__Exercise directions__: Filter the listing below, copying every line in which the word "name" appears.

__Record excerpts__:
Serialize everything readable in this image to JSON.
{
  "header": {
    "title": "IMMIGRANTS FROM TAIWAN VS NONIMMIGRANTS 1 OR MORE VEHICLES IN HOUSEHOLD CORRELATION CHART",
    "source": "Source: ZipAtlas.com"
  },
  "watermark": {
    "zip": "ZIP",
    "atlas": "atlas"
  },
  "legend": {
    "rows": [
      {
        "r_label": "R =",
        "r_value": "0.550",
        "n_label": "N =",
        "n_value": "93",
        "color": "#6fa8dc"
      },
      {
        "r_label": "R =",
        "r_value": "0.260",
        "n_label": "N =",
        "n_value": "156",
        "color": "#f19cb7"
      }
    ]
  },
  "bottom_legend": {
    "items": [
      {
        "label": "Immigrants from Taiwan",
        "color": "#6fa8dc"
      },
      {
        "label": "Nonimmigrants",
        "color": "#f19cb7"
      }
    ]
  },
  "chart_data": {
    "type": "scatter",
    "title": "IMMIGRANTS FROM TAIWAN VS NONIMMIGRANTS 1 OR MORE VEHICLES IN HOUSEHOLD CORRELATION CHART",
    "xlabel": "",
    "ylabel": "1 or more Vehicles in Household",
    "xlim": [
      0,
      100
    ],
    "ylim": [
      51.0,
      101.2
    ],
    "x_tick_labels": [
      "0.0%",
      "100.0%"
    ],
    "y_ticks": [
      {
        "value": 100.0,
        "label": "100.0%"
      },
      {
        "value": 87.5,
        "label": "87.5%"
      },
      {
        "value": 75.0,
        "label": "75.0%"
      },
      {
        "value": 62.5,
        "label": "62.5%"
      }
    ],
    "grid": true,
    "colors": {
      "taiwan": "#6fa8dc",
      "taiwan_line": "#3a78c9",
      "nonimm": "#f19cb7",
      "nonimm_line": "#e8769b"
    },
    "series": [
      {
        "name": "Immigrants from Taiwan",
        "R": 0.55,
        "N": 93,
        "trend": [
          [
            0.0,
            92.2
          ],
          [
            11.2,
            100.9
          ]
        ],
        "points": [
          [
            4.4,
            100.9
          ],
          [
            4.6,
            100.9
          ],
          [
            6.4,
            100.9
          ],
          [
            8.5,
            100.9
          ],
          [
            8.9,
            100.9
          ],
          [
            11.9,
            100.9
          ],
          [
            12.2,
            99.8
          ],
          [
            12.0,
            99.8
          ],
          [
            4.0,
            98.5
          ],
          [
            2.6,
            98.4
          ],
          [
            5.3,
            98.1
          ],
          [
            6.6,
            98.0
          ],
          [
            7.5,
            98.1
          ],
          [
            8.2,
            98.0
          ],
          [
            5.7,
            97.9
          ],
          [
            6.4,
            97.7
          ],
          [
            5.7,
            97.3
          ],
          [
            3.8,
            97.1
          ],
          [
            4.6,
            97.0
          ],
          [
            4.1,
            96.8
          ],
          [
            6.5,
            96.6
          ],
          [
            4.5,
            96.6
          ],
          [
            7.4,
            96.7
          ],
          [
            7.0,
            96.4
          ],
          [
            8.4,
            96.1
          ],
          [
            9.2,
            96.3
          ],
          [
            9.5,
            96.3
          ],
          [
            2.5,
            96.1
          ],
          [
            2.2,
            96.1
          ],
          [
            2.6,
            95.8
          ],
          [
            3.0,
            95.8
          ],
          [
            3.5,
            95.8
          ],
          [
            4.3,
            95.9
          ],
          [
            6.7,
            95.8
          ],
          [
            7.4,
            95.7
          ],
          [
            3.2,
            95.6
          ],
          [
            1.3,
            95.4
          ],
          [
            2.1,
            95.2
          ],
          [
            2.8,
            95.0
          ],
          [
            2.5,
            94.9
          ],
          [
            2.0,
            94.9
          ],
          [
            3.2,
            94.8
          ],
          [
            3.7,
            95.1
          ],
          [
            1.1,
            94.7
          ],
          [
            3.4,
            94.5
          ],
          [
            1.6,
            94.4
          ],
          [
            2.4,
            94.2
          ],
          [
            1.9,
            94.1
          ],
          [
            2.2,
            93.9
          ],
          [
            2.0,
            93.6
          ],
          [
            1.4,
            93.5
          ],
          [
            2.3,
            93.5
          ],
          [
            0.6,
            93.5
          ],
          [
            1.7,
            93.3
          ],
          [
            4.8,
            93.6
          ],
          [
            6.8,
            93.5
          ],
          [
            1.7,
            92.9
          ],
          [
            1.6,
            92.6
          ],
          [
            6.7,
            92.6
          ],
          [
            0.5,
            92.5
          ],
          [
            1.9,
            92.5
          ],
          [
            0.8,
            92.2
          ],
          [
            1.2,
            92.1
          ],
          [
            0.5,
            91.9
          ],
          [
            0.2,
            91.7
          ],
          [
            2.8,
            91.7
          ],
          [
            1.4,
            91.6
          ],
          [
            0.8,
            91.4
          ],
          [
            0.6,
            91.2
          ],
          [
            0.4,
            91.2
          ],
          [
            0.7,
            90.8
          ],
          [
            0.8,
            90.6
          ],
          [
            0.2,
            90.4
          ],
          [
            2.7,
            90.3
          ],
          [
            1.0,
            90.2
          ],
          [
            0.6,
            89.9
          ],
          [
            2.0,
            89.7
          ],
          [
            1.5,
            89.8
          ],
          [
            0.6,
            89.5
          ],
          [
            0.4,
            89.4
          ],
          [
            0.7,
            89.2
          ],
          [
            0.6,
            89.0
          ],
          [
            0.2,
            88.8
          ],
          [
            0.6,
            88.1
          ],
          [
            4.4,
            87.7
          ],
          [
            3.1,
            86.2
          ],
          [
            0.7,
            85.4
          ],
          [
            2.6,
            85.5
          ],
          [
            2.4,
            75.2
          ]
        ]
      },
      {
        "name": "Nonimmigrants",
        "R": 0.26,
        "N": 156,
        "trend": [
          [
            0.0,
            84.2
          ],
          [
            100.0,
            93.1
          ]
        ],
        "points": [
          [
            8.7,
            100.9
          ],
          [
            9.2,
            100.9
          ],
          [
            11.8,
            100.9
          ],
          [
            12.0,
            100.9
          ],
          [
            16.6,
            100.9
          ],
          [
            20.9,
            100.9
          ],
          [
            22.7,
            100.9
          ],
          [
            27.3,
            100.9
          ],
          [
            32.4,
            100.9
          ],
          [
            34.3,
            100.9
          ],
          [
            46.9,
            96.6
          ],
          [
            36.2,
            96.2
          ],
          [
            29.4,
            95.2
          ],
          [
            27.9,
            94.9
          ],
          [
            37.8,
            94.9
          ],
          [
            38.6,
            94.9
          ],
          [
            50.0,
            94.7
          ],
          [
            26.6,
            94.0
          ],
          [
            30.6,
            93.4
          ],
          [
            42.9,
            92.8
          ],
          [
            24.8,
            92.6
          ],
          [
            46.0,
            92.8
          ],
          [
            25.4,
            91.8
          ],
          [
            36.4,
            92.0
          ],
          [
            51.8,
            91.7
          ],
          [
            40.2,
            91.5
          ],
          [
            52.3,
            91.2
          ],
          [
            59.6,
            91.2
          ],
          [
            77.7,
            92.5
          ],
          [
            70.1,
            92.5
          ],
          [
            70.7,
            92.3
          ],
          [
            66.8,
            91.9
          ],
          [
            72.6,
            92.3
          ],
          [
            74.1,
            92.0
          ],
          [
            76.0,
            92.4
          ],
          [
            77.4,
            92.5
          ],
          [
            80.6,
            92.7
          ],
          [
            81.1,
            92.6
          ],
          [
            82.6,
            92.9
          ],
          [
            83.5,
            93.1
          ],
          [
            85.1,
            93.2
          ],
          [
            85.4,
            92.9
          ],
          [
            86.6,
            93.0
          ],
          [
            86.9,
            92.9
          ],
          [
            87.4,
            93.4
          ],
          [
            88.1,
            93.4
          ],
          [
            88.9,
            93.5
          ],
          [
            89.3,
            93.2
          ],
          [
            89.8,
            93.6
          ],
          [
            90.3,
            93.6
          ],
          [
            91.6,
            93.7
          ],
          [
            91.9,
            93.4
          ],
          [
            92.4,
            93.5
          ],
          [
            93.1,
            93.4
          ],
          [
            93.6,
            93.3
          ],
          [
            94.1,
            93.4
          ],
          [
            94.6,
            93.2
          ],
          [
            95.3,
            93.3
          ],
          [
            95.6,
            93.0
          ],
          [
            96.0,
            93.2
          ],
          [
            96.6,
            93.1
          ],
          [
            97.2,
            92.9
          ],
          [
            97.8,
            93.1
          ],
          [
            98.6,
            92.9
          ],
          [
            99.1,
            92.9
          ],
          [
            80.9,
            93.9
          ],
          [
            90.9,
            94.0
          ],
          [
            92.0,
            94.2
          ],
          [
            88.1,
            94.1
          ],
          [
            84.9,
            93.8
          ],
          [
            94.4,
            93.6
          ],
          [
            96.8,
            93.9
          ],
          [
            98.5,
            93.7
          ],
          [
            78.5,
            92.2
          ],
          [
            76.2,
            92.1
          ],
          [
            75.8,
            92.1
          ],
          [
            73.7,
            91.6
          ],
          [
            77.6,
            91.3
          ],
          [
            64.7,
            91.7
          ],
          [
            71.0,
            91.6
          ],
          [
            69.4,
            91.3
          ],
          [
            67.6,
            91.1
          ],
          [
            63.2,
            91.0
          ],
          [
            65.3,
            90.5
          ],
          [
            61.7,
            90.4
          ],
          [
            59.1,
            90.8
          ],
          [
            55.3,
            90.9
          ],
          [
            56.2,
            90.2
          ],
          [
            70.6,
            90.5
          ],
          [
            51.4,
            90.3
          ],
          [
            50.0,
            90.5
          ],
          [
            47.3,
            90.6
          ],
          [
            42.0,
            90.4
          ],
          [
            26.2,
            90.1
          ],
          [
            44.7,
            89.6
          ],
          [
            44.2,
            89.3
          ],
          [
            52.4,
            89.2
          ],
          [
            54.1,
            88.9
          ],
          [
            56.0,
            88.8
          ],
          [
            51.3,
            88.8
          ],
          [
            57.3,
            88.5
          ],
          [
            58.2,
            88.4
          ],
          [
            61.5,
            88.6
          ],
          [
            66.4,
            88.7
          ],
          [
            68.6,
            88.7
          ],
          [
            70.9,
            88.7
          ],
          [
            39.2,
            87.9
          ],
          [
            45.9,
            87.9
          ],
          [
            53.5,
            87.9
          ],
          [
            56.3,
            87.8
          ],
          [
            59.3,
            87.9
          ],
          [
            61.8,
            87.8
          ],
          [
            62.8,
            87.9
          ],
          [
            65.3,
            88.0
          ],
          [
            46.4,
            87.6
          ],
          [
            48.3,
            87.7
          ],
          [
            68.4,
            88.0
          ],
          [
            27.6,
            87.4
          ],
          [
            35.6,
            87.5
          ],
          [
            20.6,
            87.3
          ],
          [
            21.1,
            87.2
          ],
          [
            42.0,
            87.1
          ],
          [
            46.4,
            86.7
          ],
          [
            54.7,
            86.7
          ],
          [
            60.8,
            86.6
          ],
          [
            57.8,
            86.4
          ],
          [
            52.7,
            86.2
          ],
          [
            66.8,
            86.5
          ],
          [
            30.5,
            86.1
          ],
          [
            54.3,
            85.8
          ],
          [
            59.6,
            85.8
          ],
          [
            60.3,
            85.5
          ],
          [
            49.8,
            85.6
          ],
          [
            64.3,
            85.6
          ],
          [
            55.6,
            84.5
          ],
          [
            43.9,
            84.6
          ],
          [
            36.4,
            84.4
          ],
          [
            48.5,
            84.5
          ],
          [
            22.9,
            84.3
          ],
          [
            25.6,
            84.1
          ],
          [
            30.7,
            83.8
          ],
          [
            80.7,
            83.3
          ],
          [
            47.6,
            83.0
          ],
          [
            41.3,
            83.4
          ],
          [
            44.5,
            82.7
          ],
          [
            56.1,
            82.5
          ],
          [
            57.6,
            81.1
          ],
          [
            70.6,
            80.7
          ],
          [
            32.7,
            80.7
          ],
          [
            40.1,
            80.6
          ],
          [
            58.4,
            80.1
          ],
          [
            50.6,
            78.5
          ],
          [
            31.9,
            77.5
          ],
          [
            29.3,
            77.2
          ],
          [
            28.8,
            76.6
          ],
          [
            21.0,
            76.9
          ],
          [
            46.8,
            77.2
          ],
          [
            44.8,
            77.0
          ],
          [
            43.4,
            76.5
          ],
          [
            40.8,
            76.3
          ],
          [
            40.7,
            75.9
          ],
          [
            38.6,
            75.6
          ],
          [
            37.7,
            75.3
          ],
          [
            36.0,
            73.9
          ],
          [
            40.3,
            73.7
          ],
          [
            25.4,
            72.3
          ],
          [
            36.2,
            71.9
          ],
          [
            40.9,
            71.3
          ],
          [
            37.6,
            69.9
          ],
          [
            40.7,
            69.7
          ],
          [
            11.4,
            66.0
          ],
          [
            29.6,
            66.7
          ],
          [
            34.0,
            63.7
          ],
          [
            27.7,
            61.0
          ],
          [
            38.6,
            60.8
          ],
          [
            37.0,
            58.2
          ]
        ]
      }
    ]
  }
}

__Output below__:
        "name": "Immigrants from Taiwan",
        "name": "Nonimmigrants",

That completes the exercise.